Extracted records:
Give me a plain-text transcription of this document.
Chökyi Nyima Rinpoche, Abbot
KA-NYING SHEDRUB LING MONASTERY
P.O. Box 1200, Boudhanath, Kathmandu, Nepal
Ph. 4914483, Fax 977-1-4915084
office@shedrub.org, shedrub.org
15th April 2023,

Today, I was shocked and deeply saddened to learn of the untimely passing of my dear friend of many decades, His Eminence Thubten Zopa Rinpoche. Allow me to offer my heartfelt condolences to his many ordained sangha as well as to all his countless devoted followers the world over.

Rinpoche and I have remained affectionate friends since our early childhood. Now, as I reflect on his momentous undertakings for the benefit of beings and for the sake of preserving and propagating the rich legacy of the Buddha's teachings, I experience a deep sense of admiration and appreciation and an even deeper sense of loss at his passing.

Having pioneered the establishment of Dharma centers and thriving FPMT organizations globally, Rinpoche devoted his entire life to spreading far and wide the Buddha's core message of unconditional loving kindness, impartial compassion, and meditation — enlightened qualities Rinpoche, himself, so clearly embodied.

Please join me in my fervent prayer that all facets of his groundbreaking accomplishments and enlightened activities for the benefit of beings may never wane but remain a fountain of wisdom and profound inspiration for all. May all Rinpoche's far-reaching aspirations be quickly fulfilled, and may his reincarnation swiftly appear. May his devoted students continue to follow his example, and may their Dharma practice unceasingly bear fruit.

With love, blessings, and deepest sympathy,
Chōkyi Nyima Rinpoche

### Given instruction
From the entries above, copy every line that holds the word "Nyima".

### Result of the exercise
Chökyi Nyima Rinpoche, Abbot
Chōkyi Nyima Rinpoche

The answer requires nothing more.